[Supplied text — start]

A recent survey of nearly 200 information technology (IT) security professionals conducted by Cyber-Ark has revealed that:

●28 percent of survey participants keep their administrative passwords in their heads and 38 percent still resort to writing down their passwords and storing them on paper
●Less than a third (32 percent) are storing administrative passwords digitally. The remainder continue to use labour-intensive, manual processes, including paper copies stored everywhere from locked cabinets to physical safes
●22 percent of respondents estimate that their colleagues are still keeping passwords on Post-It Notes while 14 percent use unsecured Excel spreadsheet files – making it relatively easy for an infiltrator to access the administrative passwords
●Only 40 percent of all security professionals change administrative passwords monthly or more frequently; 30 percent change them quarterly and a staggering 15 percent never change IT administrative passwords.

[Supplied text — finish]
[Dataset content — start]

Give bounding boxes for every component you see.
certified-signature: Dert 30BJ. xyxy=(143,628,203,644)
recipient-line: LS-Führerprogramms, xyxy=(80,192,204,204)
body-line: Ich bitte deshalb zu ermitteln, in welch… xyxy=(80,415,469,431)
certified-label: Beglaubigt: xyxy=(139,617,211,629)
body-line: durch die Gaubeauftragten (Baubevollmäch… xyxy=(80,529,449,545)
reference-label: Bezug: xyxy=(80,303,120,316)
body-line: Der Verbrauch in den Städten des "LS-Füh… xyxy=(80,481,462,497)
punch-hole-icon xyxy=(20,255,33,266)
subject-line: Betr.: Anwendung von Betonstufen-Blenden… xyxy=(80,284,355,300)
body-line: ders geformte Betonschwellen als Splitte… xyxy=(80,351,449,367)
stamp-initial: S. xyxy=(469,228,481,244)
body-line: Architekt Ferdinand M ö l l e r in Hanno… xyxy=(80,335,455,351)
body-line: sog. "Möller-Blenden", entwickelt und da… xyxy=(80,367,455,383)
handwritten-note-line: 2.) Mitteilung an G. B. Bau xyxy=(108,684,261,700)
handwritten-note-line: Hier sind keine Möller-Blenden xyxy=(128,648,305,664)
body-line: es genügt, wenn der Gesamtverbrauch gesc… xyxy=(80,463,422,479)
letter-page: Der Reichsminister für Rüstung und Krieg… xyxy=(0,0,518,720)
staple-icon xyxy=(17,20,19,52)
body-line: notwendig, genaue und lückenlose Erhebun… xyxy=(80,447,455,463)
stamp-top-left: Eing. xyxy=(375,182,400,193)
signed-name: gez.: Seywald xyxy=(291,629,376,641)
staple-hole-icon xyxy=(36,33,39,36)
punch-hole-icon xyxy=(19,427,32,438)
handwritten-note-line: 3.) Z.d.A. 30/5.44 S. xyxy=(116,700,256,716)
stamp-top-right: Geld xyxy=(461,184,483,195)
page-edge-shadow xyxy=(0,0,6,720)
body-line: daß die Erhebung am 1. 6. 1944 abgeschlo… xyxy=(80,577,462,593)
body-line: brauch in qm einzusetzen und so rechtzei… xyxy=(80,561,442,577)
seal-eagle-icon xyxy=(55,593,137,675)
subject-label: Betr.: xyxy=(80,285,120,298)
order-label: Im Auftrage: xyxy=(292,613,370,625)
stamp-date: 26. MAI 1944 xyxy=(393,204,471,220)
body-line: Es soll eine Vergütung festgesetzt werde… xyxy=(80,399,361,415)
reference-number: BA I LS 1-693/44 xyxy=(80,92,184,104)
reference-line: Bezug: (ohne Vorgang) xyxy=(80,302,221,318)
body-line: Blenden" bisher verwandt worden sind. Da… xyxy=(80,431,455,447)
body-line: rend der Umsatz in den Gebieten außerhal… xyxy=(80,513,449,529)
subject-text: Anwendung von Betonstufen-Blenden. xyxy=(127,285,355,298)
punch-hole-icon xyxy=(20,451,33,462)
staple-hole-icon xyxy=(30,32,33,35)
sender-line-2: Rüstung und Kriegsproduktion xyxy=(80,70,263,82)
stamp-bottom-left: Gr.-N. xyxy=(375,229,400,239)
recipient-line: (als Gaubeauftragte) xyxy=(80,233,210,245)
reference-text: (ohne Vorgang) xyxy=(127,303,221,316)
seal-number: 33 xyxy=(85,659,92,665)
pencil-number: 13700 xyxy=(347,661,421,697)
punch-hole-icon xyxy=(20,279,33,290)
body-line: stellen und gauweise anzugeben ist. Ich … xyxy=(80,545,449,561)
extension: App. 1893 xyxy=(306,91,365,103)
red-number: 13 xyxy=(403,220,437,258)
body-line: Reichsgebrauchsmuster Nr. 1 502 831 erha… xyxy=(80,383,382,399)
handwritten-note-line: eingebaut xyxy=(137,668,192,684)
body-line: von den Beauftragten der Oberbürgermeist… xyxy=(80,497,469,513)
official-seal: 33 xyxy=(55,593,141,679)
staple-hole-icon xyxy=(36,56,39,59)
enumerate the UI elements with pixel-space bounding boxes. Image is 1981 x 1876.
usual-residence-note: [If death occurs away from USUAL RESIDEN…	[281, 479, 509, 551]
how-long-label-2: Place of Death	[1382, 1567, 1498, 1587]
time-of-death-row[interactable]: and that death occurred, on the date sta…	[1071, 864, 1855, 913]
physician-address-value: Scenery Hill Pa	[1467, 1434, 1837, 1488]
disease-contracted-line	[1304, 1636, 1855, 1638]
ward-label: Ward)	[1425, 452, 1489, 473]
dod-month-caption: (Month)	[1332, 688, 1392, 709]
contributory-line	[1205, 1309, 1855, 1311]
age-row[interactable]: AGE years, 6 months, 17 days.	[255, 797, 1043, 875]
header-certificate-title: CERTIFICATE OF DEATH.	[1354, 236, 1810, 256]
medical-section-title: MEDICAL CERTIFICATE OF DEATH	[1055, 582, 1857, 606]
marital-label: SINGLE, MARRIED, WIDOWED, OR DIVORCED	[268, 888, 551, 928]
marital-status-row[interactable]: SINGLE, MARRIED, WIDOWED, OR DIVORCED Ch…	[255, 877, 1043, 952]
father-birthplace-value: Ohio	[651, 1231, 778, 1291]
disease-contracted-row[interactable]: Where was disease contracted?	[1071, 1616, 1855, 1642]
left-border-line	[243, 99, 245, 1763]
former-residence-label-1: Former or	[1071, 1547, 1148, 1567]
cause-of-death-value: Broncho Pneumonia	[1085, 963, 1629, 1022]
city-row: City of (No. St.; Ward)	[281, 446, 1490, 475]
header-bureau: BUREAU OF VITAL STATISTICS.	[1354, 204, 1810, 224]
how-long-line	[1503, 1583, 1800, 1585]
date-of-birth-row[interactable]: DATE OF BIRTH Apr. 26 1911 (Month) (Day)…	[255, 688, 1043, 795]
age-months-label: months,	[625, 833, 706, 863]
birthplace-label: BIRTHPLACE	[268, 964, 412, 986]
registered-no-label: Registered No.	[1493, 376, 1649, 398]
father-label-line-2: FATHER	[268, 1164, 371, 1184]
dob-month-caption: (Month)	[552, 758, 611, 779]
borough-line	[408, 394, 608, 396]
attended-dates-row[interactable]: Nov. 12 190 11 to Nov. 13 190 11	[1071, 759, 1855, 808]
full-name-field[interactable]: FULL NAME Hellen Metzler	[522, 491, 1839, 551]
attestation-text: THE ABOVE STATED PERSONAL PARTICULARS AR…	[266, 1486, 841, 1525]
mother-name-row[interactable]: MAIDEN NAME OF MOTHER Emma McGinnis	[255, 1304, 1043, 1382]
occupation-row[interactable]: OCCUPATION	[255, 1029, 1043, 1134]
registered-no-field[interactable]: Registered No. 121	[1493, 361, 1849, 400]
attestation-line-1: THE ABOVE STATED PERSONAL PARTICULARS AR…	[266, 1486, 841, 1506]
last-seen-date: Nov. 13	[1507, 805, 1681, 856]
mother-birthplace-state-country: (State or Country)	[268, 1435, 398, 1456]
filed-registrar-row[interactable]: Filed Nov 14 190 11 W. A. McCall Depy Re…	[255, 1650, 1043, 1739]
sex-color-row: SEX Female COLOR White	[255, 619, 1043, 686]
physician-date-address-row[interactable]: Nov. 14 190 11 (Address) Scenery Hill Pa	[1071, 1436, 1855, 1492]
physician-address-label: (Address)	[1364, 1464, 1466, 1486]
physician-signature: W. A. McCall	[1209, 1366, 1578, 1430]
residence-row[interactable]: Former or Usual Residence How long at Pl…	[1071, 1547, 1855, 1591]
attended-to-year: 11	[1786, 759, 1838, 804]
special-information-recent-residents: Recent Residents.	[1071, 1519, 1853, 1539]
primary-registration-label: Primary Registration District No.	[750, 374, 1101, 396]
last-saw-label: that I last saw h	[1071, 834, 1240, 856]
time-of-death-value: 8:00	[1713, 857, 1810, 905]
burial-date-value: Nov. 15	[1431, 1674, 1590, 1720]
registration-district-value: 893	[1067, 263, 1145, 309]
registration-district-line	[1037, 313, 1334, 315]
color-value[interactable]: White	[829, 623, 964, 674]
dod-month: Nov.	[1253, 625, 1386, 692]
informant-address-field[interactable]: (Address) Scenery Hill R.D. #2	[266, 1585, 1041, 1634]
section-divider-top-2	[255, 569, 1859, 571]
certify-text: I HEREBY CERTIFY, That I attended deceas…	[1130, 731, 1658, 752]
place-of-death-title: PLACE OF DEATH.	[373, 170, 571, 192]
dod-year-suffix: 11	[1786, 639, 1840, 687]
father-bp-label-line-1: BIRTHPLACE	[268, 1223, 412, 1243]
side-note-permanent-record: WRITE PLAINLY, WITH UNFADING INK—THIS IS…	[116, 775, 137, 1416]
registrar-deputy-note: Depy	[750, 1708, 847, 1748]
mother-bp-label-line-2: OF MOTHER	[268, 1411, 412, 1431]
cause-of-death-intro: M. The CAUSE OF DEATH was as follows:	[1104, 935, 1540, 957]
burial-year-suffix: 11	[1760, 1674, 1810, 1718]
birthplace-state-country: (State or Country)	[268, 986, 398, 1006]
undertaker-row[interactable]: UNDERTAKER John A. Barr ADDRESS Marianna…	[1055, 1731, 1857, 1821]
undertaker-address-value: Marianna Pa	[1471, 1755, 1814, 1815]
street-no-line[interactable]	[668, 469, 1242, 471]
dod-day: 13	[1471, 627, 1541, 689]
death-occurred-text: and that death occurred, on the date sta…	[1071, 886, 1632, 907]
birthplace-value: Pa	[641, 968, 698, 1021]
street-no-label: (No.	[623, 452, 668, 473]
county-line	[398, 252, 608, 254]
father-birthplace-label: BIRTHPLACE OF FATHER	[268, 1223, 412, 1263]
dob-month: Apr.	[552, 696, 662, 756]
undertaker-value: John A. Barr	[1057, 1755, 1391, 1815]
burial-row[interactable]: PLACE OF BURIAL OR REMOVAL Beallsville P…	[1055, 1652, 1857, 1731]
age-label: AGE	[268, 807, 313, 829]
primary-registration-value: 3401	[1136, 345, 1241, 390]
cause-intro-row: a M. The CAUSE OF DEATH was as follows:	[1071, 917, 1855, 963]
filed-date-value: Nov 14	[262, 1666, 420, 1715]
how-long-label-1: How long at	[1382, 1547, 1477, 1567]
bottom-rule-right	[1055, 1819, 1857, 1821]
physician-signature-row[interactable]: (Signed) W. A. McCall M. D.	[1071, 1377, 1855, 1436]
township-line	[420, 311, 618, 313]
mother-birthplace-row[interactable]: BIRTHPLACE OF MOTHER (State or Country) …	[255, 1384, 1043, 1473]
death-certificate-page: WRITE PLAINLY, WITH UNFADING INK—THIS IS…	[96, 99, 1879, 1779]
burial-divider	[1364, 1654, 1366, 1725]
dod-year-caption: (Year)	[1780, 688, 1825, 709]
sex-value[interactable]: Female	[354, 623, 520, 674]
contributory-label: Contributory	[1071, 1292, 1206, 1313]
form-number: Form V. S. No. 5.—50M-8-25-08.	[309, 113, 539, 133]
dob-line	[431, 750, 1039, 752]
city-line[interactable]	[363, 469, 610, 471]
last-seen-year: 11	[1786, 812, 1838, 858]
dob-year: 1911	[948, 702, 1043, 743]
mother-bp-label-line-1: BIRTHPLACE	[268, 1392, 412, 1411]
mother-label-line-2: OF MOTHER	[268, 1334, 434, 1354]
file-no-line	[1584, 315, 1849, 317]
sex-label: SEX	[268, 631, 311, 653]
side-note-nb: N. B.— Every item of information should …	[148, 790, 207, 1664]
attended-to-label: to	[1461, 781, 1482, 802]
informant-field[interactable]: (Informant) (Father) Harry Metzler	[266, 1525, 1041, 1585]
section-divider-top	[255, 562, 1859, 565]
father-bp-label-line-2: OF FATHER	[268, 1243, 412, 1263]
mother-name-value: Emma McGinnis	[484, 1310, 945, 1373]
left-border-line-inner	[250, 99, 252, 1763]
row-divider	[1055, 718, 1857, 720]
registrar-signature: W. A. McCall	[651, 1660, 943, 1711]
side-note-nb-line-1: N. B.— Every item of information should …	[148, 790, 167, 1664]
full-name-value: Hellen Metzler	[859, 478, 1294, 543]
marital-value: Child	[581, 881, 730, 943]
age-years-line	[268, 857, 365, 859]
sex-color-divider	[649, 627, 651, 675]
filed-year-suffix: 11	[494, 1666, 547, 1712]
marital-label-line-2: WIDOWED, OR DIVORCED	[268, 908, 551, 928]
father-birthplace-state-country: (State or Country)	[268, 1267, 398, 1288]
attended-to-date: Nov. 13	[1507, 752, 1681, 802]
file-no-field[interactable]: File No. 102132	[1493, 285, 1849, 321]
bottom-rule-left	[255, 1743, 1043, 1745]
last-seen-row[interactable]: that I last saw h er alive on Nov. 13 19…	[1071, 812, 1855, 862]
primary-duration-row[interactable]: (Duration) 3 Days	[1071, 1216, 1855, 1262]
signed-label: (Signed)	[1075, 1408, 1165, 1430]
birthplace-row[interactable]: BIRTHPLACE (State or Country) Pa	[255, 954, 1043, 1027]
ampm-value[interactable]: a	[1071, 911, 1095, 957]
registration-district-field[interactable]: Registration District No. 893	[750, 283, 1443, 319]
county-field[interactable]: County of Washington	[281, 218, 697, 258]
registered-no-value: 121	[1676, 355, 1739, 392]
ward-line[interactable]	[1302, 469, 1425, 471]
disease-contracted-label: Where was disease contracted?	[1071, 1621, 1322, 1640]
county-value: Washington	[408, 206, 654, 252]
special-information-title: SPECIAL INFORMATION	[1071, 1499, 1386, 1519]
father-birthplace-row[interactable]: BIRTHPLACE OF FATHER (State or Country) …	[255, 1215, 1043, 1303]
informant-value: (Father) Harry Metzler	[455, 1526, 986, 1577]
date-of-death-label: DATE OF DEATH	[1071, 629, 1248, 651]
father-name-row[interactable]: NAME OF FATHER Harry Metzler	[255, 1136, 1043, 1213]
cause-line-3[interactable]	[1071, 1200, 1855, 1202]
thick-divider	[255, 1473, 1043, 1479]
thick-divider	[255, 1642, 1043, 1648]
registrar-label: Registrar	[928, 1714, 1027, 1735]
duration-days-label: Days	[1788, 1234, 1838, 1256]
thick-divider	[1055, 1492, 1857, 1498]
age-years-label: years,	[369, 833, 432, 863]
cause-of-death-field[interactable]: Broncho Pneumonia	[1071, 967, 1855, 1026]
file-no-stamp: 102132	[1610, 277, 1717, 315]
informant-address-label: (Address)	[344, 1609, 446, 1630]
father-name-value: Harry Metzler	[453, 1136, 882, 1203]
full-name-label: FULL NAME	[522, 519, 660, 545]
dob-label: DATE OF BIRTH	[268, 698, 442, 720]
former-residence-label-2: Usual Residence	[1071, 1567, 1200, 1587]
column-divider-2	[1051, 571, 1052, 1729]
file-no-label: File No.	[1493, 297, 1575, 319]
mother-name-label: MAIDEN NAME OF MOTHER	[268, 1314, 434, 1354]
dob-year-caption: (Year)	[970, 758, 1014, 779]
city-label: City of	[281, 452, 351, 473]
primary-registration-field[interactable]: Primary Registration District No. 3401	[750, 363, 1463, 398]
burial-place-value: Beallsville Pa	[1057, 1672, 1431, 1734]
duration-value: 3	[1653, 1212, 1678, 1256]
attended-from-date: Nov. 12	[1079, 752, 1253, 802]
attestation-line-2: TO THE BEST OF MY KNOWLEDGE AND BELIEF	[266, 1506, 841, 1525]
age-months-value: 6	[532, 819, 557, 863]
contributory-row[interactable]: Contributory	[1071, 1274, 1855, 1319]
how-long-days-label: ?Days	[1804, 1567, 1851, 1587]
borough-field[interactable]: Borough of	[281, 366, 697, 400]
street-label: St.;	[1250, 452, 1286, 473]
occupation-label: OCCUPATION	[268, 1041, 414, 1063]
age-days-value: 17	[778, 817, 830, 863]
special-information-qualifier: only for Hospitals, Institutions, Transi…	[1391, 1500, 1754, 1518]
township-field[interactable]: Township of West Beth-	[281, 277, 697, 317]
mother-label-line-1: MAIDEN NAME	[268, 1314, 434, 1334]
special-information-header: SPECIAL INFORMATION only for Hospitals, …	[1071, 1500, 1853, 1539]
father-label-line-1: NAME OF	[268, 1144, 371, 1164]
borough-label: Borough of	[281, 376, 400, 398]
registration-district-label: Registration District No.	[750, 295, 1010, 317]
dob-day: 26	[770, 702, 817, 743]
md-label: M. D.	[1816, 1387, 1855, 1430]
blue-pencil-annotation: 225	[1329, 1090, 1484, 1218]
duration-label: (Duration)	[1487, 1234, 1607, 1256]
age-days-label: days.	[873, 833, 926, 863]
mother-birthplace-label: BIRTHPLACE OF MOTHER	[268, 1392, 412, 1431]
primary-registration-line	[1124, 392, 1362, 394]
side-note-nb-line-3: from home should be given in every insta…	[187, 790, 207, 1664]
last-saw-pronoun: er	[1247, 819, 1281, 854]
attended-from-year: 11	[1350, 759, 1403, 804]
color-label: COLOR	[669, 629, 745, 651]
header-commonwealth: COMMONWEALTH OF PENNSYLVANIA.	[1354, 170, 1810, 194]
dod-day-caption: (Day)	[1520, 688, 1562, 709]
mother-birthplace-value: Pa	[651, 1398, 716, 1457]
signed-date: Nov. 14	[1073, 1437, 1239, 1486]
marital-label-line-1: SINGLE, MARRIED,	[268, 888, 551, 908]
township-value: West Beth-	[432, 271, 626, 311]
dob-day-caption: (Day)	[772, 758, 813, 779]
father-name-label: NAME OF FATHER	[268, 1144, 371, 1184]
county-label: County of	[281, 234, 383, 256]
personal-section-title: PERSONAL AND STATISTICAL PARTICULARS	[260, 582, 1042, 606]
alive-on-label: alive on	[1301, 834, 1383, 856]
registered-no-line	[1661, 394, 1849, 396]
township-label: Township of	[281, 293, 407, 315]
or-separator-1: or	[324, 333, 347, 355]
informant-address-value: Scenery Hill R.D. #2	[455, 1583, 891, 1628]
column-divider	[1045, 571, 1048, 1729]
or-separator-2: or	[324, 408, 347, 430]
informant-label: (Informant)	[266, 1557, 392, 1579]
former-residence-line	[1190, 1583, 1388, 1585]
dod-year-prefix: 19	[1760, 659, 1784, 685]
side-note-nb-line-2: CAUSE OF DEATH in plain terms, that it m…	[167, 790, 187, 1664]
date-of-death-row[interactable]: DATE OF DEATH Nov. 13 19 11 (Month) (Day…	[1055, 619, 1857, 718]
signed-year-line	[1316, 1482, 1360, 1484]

[Dataset content — finish]

Using the information:
1) In the survey summary on administrative passwords, what share of security professionals never change IT administrative passwords?
2) Pick up the survey summary on administrative passwords after its last sentence and carry it on.

Exercise responses:
1) 15 percent

2)
●One in five companies have seen an increase in auditing of their security practices due to recent legislation.
●33 percent admitted they don’t change their critical passwords as often as their policy suggests.

However, on a more positive note, the survey found that recent legislation and standards to tighten up on security such as Sarbanes Oxley and PCi has had a positive effect on the IT department. Eighty one percent of respondents felt that these rules and regulations had been “very positive”, giving them the impetus to update and upgrade systems in order for their IT departments to “fall into line”.